**EXCERPTED RECORDS**
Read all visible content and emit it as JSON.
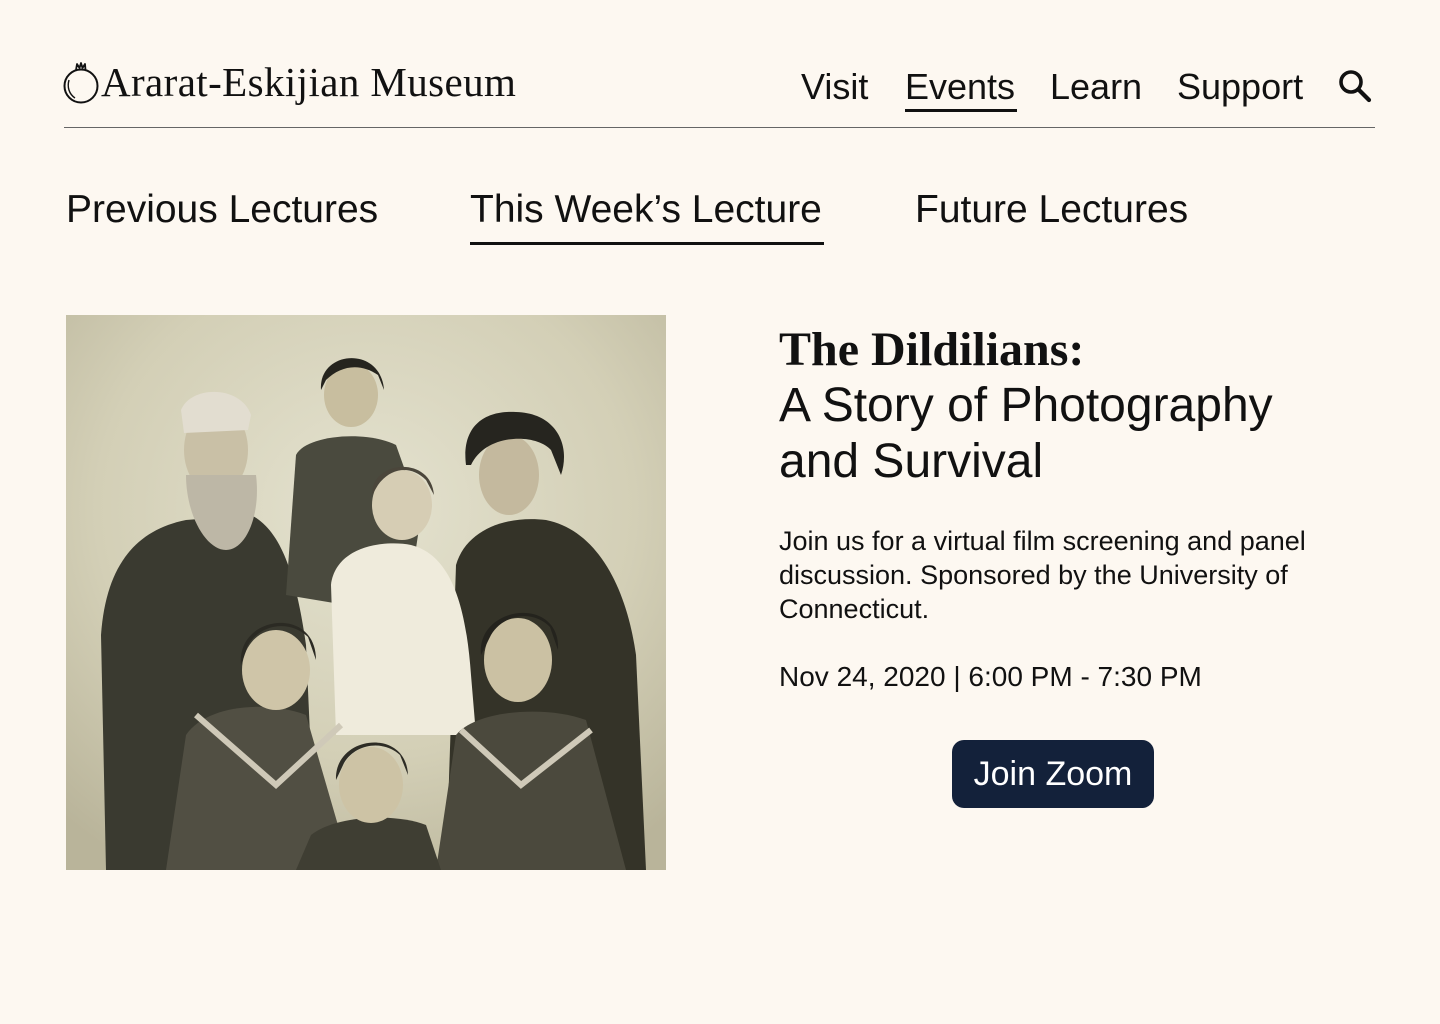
{
  "brand": {
    "name": "Ararat-Eskijian Museum",
    "icon": "pomegranate-icon"
  },
  "nav": {
    "items": [
      {
        "label": "Visit",
        "active": false
      },
      {
        "label": "Events",
        "active": true
      },
      {
        "label": "Learn",
        "active": false
      },
      {
        "label": "Support",
        "active": false
      }
    ],
    "search_icon": "search-icon"
  },
  "tabs": [
    {
      "label": "Previous Lectures",
      "active": false
    },
    {
      "label": "This Week’s Lecture",
      "active": true
    },
    {
      "label": "Future Lectures",
      "active": false
    }
  ],
  "lecture": {
    "title": "The Dildilians:",
    "subtitle": "A Story of Photography and Survival",
    "description": "Join us for a virtual film screening and panel discussion. Sponsored by the University of Connecticut.",
    "datetime": "Nov 24, 2020 | 6:00 PM - 7:30 PM",
    "button_label": "Join Zoom"
  },
  "colors": {
    "background": "#fdf8f1",
    "text": "#111111",
    "button": "#13213a",
    "button_text": "#ffffff"
  }
}
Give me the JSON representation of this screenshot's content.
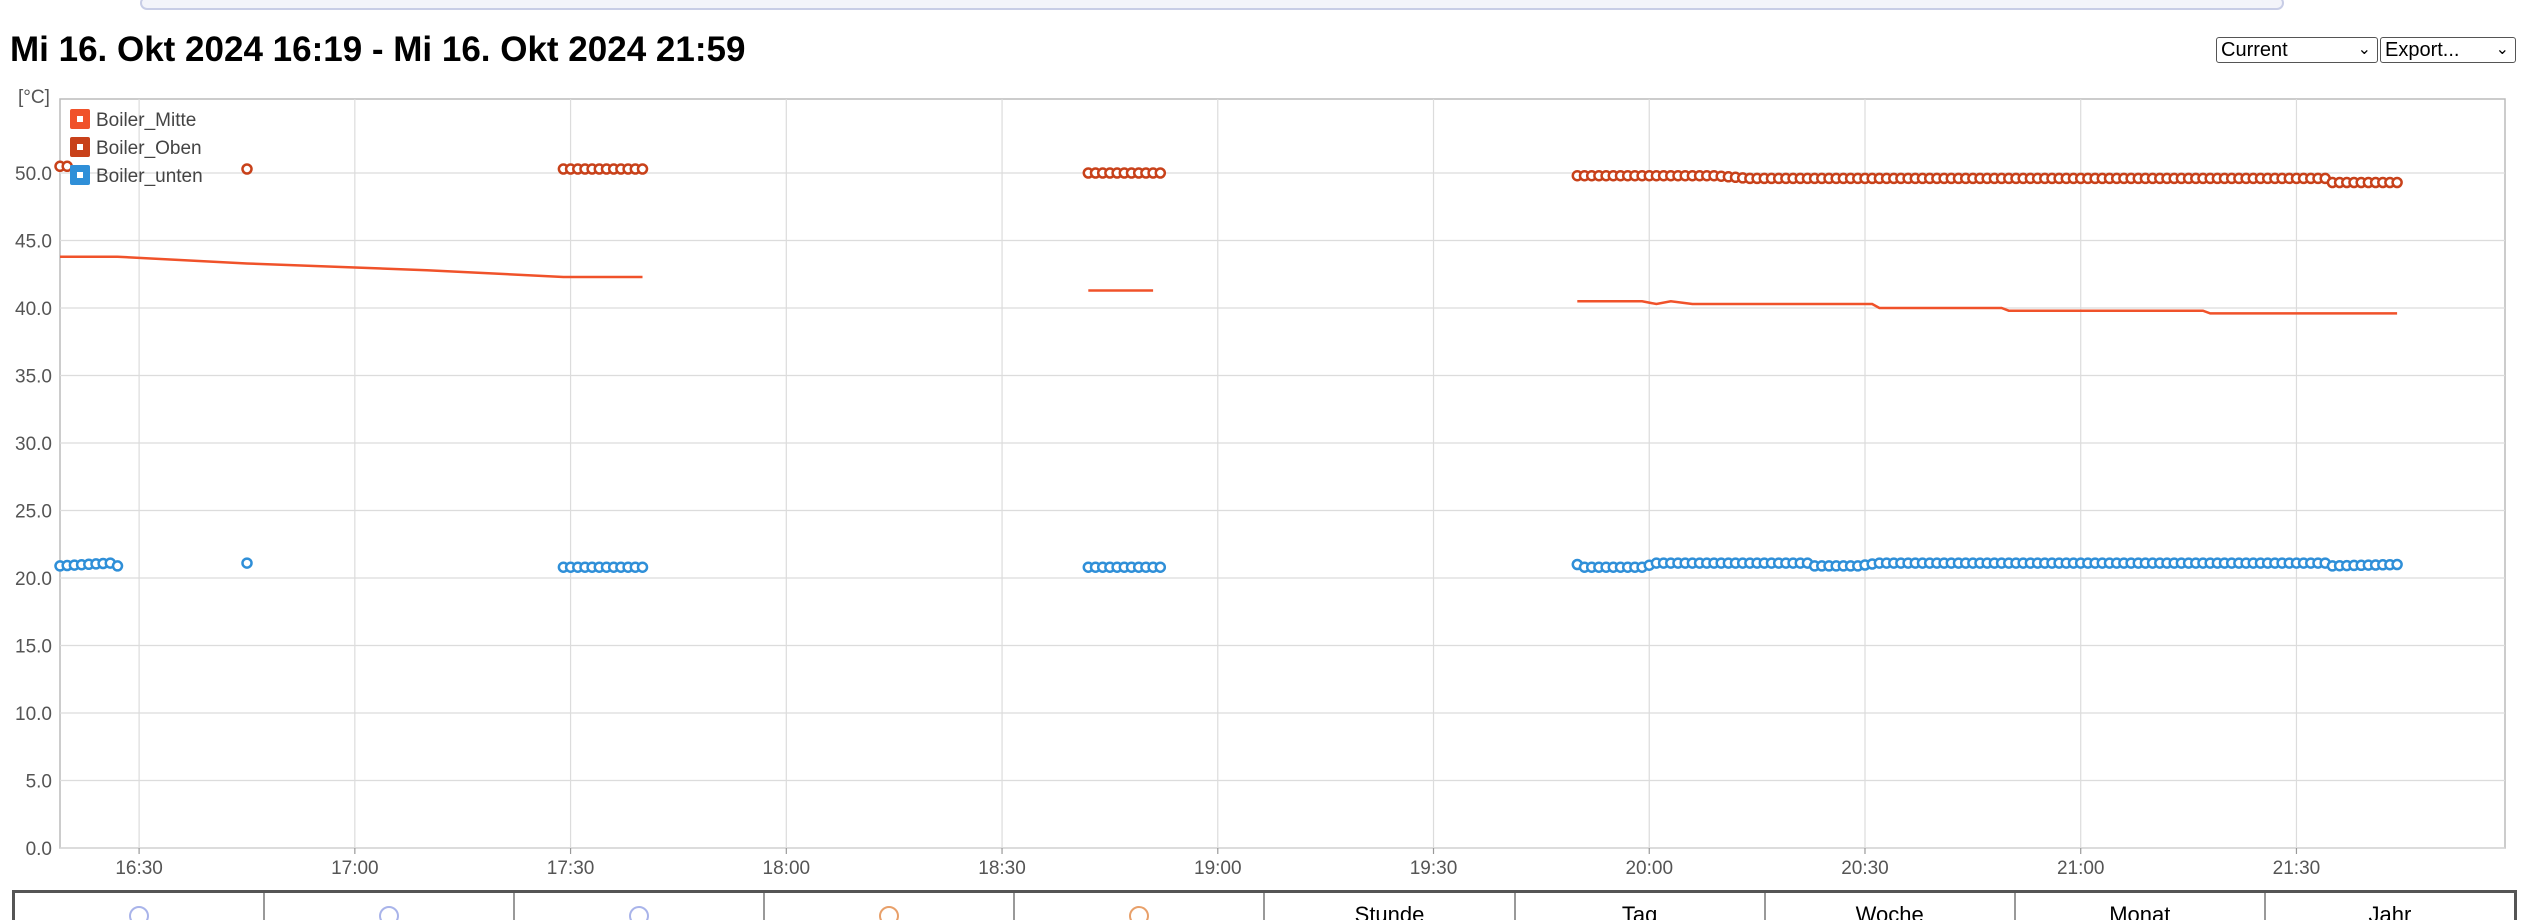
{
  "header": {
    "title": "Mi 16. Okt 2024 16:19 - Mi 16. Okt 2024 21:59",
    "range_select": "Current",
    "export_select": "Export..."
  },
  "bottom_tabs": {
    "cells": [
      {
        "kind": "radio",
        "color": "#a9b4ea"
      },
      {
        "kind": "radio",
        "color": "#a9b4ea"
      },
      {
        "kind": "radio",
        "color": "#a9b4ea"
      },
      {
        "kind": "radio",
        "color": "#e8a06a"
      },
      {
        "kind": "radio",
        "color": "#e8a06a"
      },
      {
        "kind": "label",
        "label": "Stunde"
      },
      {
        "kind": "label",
        "label": "Tag"
      },
      {
        "kind": "label",
        "label": "Woche"
      },
      {
        "kind": "label",
        "label": "Monat"
      },
      {
        "kind": "label",
        "label": "Jahr"
      }
    ]
  },
  "chart_data": {
    "type": "line",
    "title": "",
    "xlabel": "",
    "ylabel": "[°C]",
    "xlim": [
      "16:19",
      "21:59"
    ],
    "ylim": [
      0,
      60
    ],
    "y_ticks": [
      0,
      5,
      10,
      15,
      20,
      25,
      30,
      35,
      40,
      45,
      50
    ],
    "y_tick_labels": [
      "0.0",
      "5.0",
      "10.0",
      "15.0",
      "20.0",
      "25.0",
      "30.0",
      "35.0",
      "40.0",
      "45.0",
      "50.0"
    ],
    "x_ticks": [
      "16:30",
      "17:00",
      "17:30",
      "18:00",
      "18:30",
      "19:00",
      "19:30",
      "20:00",
      "20:30",
      "21:00",
      "21:30"
    ],
    "grid": true,
    "legend_position": "top-left",
    "series": [
      {
        "name": "Boiler_Mitte",
        "color": "#f0522a",
        "style": "line",
        "segments": [
          [
            [
              "16:19",
              43.8
            ],
            [
              "16:27",
              43.8
            ],
            [
              "16:45",
              43.3
            ],
            [
              "17:10",
              42.8
            ],
            [
              "17:29",
              42.3
            ],
            [
              "17:40",
              42.3
            ]
          ],
          [
            [
              "18:42",
              41.3
            ],
            [
              "18:51",
              41.3
            ]
          ],
          [
            [
              "19:50",
              40.5
            ],
            [
              "19:59",
              40.5
            ],
            [
              "20:01",
              40.3
            ],
            [
              "20:03",
              40.5
            ],
            [
              "20:06",
              40.3
            ],
            [
              "20:31",
              40.3
            ],
            [
              "20:32",
              40.0
            ],
            [
              "20:49",
              40.0
            ],
            [
              "20:50",
              39.8
            ],
            [
              "21:17",
              39.8
            ],
            [
              "21:18",
              39.6
            ],
            [
              "21:44",
              39.6
            ]
          ]
        ]
      },
      {
        "name": "Boiler_Oben",
        "color": "#c8411a",
        "style": "markers",
        "segments": [
          [
            [
              "16:19",
              50.5
            ],
            [
              "16:20",
              50.5
            ]
          ],
          [
            [
              "16:45",
              50.3
            ]
          ],
          [
            [
              "17:29",
              50.3
            ],
            [
              "17:40",
              50.3
            ]
          ],
          [
            [
              "18:42",
              50.0
            ],
            [
              "18:52",
              50.0
            ]
          ],
          [
            [
              "19:50",
              49.8
            ],
            [
              "20:09",
              49.8
            ],
            [
              "20:14",
              49.6
            ],
            [
              "20:20",
              49.6
            ],
            [
              "21:34",
              49.6
            ],
            [
              "21:35",
              49.3
            ],
            [
              "21:44",
              49.3
            ]
          ]
        ]
      },
      {
        "name": "Boiler_unten",
        "color": "#2f8fd8",
        "style": "markers",
        "segments": [
          [
            [
              "16:19",
              20.9
            ],
            [
              "16:26",
              21.1
            ],
            [
              "16:27",
              20.9
            ]
          ],
          [
            [
              "16:45",
              21.1
            ]
          ],
          [
            [
              "17:29",
              20.8
            ],
            [
              "17:40",
              20.8
            ]
          ],
          [
            [
              "18:42",
              20.8
            ],
            [
              "18:52",
              20.8
            ]
          ],
          [
            [
              "19:50",
              21.0
            ],
            [
              "19:51",
              20.8
            ],
            [
              "19:59",
              20.8
            ],
            [
              "20:01",
              21.1
            ],
            [
              "20:22",
              21.1
            ],
            [
              "20:23",
              20.9
            ],
            [
              "20:29",
              20.9
            ],
            [
              "20:32",
              21.1
            ],
            [
              "21:34",
              21.1
            ],
            [
              "21:35",
              20.9
            ],
            [
              "21:44",
              21.0
            ]
          ]
        ]
      }
    ]
  }
}
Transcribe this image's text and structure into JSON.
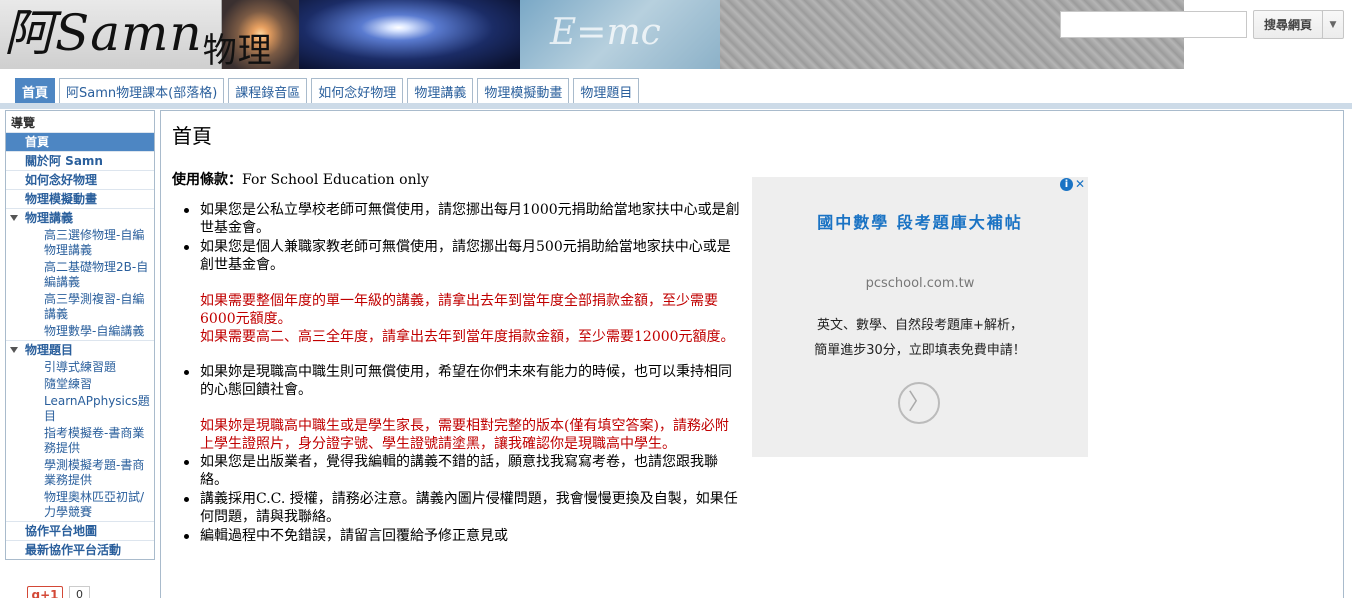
{
  "header": {
    "logo_text": "阿Samn",
    "logo_sub": "物理",
    "banner_text": "E=mc"
  },
  "search": {
    "value": "",
    "button_label": "搜尋網頁",
    "dropdown_icon": "▼"
  },
  "tabs": [
    {
      "label": "首頁",
      "active": true
    },
    {
      "label": "阿Samn物理課本(部落格)"
    },
    {
      "label": "課程錄音區"
    },
    {
      "label": "如何念好物理"
    },
    {
      "label": "物理講義"
    },
    {
      "label": "物理模擬動畫"
    },
    {
      "label": "物理題目"
    }
  ],
  "sidebar": {
    "title": "導覽",
    "items": [
      {
        "label": "首頁"
      },
      {
        "label": "關於阿 Samn"
      },
      {
        "label": "如何念好物理"
      },
      {
        "label": "物理模擬動畫"
      },
      {
        "label": "物理講義"
      },
      {
        "label": "高三選修物理-自編物理講義"
      },
      {
        "label": "高二基礎物理2B-自編講義"
      },
      {
        "label": "高三學測複習-自編講義"
      },
      {
        "label": "物理數學-自編講義"
      },
      {
        "label": "物理題目"
      },
      {
        "label": "引導式練習題"
      },
      {
        "label": "隨堂練習"
      },
      {
        "label": "LearnAPphysics題目"
      },
      {
        "label": "指考模擬卷-書商業務提供"
      },
      {
        "label": "學測模擬考題-書商業務提供"
      },
      {
        "label": "物理奧林匹亞初試/力學競賽"
      },
      {
        "label": "協作平台地圖"
      },
      {
        "label": "最新協作平台活動"
      }
    ],
    "plusone_label": "g+1",
    "plusone_count": "0"
  },
  "main": {
    "page_title": "首頁",
    "terms_label": "使用條款：",
    "terms_value": "For School Education only",
    "bullets": [
      "如果您是公私立學校老師可無償使用，請您挪出每月1000元捐助給當地家扶中心或是創世基金會。",
      "如果您是個人兼職家教老師可無償使用，請您挪出每月500元捐助給當地家扶中心或是創世基金會。",
      "如果妳是現職高中職生則可無償使用，希望在你們未來有能力的時候，也可以秉持相同的心態回饋社會。",
      "如果您是出版業者，覺得我編輯的講義不錯的話，願意找我寫寫考卷，也請您跟我聯絡。",
      "講義採用C.C. 授權，請務必注意。講義內圖片侵權問題，我會慢慢更換及自製，如果任何問題，請與我聯絡。",
      "編輯過程中不免錯誤，請留言回覆給予修正意見或"
    ],
    "red_block_1": [
      "如果需要整個年度的單一年級的講義，請拿出去年到當年度全部捐款金額，至少需要6000元額度。",
      "如果需要高二、高三全年度，請拿出去年到當年度捐款金額，至少需要12000元額度。"
    ],
    "red_block_2": "如果妳是現職高中職生或是學生家長，需要相對完整的版本(僅有填空答案)，請務必附上學生證照片，身分證字號、學生證號請塗黑，讓我確認你是現職高中學生。"
  },
  "ad": {
    "info_icon": "i",
    "close_icon": "✕",
    "title": "國中數學 段考題庫大補帖",
    "domain": "pcschool.com.tw",
    "desc_1": "英文、數學、自然段考題庫+解析，",
    "desc_2": "簡單進步30分，立即填表免費申請！",
    "arrow_icon": "〉"
  },
  "colors": {
    "accent": "#4d86c3",
    "link": "#2a5f9c",
    "warning": "#c00000",
    "ad_link": "#1a73c4"
  }
}
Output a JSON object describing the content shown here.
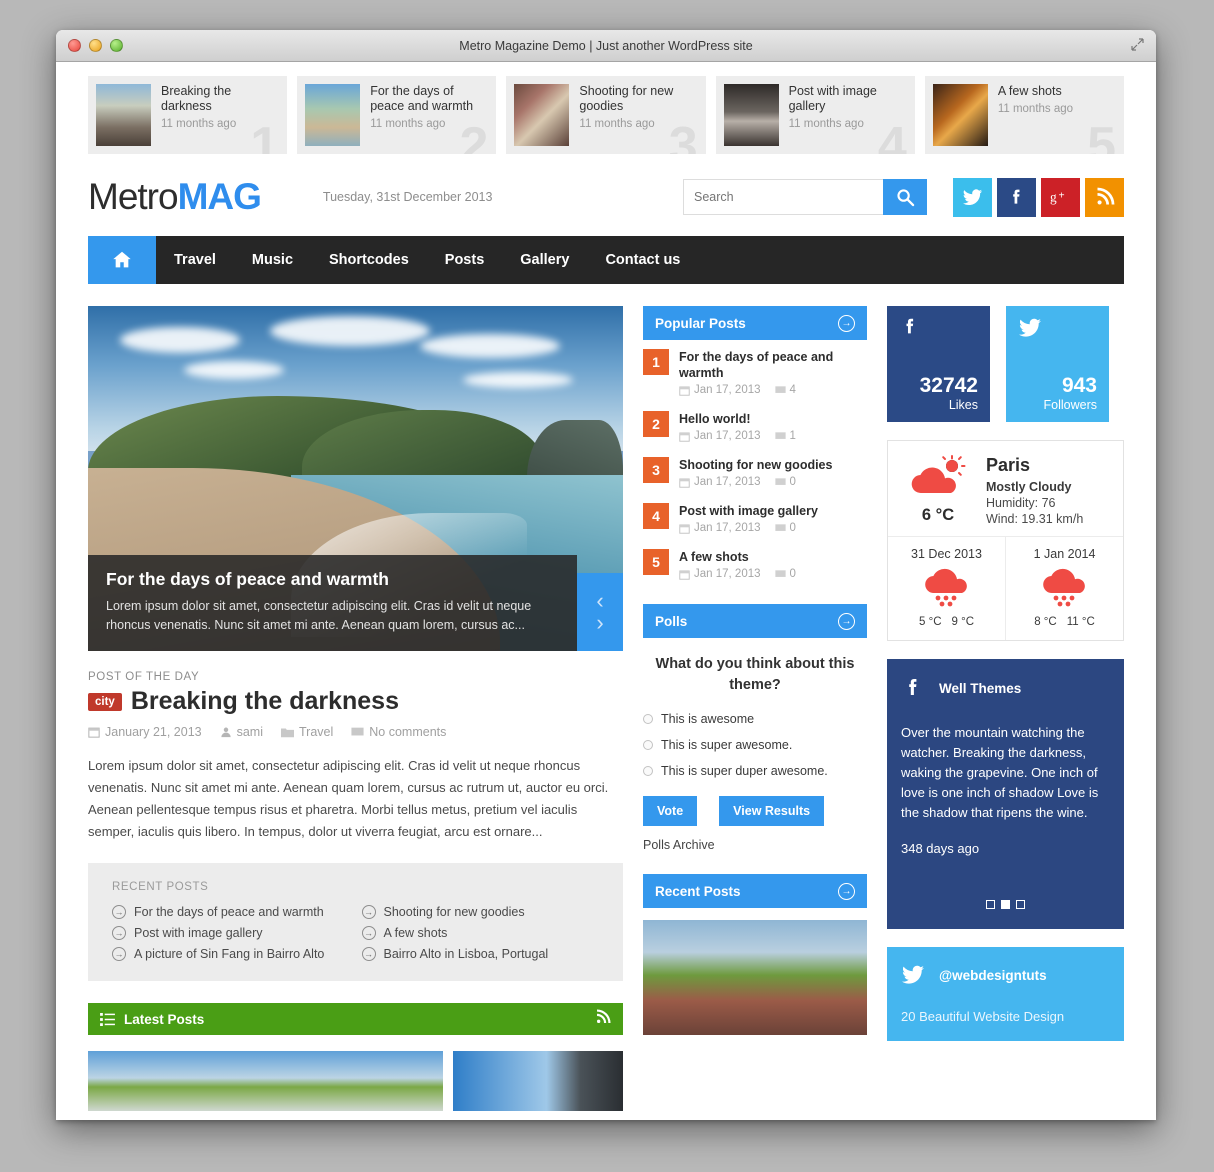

**WHAT YOU ARE ASKED TO DO**
Report how many lines of the data contain the word "自編講義", using the number alone.

**ANSWER FOR THE TASK**
3